----- DATA TO PROCESS -----

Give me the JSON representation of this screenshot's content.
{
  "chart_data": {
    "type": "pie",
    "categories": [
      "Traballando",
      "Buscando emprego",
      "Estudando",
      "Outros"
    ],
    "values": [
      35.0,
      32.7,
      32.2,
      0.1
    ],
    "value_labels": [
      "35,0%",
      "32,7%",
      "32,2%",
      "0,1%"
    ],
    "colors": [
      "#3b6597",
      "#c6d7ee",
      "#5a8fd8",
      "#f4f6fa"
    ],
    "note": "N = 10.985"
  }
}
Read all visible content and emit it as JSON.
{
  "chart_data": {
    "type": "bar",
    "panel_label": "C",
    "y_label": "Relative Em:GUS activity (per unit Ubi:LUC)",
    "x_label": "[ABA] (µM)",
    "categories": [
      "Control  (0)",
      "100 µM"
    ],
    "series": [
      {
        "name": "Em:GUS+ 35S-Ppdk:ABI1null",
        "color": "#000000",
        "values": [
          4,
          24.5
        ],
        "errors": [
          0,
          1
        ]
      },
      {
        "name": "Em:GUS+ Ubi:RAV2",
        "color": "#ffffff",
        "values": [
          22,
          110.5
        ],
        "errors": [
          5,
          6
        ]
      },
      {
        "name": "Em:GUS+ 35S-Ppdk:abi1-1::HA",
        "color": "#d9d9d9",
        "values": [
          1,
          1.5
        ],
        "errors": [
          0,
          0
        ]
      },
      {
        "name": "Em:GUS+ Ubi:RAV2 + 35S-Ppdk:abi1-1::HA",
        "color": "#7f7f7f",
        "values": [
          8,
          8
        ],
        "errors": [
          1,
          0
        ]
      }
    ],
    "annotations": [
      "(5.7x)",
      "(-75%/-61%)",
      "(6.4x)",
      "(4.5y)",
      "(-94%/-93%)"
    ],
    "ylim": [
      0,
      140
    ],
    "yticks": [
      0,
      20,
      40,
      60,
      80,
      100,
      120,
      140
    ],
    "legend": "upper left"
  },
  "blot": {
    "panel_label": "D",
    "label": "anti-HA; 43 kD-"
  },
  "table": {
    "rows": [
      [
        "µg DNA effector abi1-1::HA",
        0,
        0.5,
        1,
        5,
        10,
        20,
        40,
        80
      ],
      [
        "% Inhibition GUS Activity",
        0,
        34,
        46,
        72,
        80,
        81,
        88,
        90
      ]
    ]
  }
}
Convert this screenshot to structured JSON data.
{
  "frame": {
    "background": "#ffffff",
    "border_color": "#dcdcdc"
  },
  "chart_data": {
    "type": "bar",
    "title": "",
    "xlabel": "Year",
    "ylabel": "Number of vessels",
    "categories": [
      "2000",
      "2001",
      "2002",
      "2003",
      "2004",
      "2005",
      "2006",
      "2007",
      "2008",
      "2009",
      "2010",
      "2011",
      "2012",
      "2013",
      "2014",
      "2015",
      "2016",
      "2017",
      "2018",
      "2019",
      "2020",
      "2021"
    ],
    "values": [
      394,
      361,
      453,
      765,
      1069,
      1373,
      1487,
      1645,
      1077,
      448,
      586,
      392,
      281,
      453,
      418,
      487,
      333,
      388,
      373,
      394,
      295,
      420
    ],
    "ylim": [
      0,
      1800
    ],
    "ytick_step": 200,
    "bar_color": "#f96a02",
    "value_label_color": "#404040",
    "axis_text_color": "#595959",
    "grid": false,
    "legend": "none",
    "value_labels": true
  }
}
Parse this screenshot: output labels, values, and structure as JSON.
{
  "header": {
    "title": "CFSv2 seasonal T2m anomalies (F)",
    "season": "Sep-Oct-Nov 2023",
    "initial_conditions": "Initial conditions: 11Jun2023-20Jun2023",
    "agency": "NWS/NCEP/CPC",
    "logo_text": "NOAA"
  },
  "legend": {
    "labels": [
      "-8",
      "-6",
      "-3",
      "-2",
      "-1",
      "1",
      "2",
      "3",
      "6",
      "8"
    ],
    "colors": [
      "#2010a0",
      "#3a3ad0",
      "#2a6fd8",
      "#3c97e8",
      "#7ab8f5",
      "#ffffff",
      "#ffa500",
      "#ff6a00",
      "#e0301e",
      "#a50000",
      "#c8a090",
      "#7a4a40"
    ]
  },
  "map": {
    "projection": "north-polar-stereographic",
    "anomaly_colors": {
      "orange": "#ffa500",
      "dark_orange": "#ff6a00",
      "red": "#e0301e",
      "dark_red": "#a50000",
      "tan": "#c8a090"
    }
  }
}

-----

◆ **PROBLEM**
Your task is to repeat every entry exactly.

◆ **OUTPUT FOR THIS TASK**
Give me the JSON representation of this screenshot's content.
{
  "chart_data": {
    "type": "pie",
    "categories": [
      "Traballando",
      "Buscando emprego",
      "Estudando",
      "Outros"
    ],
    "values": [
      35.0,
      32.7,
      32.2,
      0.1
    ],
    "value_labels": [
      "35,0%",
      "32,7%",
      "32,2%",
      "0,1%"
    ],
    "colors": [
      "#3b6597",
      "#c6d7ee",
      "#5a8fd8",
      "#f4f6fa"
    ],
    "note": "N = 10.985"
  }
}
Read all visible content and emit it as JSON.
{
  "chart_data": {
    "type": "bar",
    "panel_label": "C",
    "y_label": "Relative Em:GUS activity (per unit Ubi:LUC)",
    "x_label": "[ABA] (µM)",
    "categories": [
      "Control  (0)",
      "100 µM"
    ],
    "series": [
      {
        "name": "Em:GUS+ 35S-Ppdk:ABI1null",
        "color": "#000000",
        "values": [
          4,
          24.5
        ],
        "errors": [
          0,
          1
        ]
      },
      {
        "name": "Em:GUS+ Ubi:RAV2",
        "color": "#ffffff",
        "values": [
          22,
          110.5
        ],
        "errors": [
          5,
          6
        ]
      },
      {
        "name": "Em:GUS+ 35S-Ppdk:abi1-1::HA",
        "color": "#d9d9d9",
        "values": [
          1,
          1.5
        ],
        "errors": [
          0,
          0
        ]
      },
      {
        "name": "Em:GUS+ Ubi:RAV2 + 35S-Ppdk:abi1-1::HA",
        "color": "#7f7f7f",
        "values": [
          8,
          8
        ],
        "errors": [
          1,
          0
        ]
      }
    ],
    "annotations": [
      "(5.7x)",
      "(-75%/-61%)",
      "(6.4x)",
      "(4.5y)",
      "(-94%/-93%)"
    ],
    "ylim": [
      0,
      140
    ],
    "yticks": [
      0,
      20,
      40,
      60,
      80,
      100,
      120,
      140
    ],
    "legend": "upper left"
  },
  "blot": {
    "panel_label": "D",
    "label": "anti-HA; 43 kD-"
  },
  "table": {
    "rows": [
      [
        "µg DNA effector abi1-1::HA",
        0,
        0.5,
        1,
        5,
        10,
        20,
        40,
        80
      ],
      [
        "% Inhibition GUS Activity",
        0,
        34,
        46,
        72,
        80,
        81,
        88,
        90
      ]
    ]
  }
}
Convert this screenshot to structured JSON data.
{
  "frame": {
    "background": "#ffffff",
    "border_color": "#dcdcdc"
  },
  "chart_data": {
    "type": "bar",
    "title": "",
    "xlabel": "Year",
    "ylabel": "Number of vessels",
    "categories": [
      "2000",
      "2001",
      "2002",
      "2003",
      "2004",
      "2005",
      "2006",
      "2007",
      "2008",
      "2009",
      "2010",
      "2011",
      "2012",
      "2013",
      "2014",
      "2015",
      "2016",
      "2017",
      "2018",
      "2019",
      "2020",
      "2021"
    ],
    "values": [
      394,
      361,
      453,
      765,
      1069,
      1373,
      1487,
      1645,
      1077,
      448,
      586,
      392,
      281,
      453,
      418,
      487,
      333,
      388,
      373,
      394,
      295,
      420
    ],
    "ylim": [
      0,
      1800
    ],
    "ytick_step": 200,
    "bar_color": "#f96a02",
    "value_label_color": "#404040",
    "axis_text_color": "#595959",
    "grid": false,
    "legend": "none",
    "value_labels": true
  }
}
Parse this screenshot: output labels, values, and structure as JSON.
{
  "header": {
    "title": "CFSv2 seasonal T2m anomalies (F)",
    "season": "Sep-Oct-Nov 2023",
    "initial_conditions": "Initial conditions: 11Jun2023-20Jun2023",
    "agency": "NWS/NCEP/CPC",
    "logo_text": "NOAA"
  },
  "legend": {
    "labels": [
      "-8",
      "-6",
      "-3",
      "-2",
      "-1",
      "1",
      "2",
      "3",
      "6",
      "8"
    ],
    "colors": [
      "#2010a0",
      "#3a3ad0",
      "#2a6fd8",
      "#3c97e8",
      "#7ab8f5",
      "#ffffff",
      "#ffa500",
      "#ff6a00",
      "#e0301e",
      "#a50000",
      "#c8a090",
      "#7a4a40"
    ]
  },
  "map": {
    "projection": "north-polar-stereographic",
    "anomaly_colors": {
      "orange": "#ffa500",
      "dark_orange": "#ff6a00",
      "red": "#e0301e",
      "dark_red": "#a50000",
      "tan": "#c8a090"
    }
  }
}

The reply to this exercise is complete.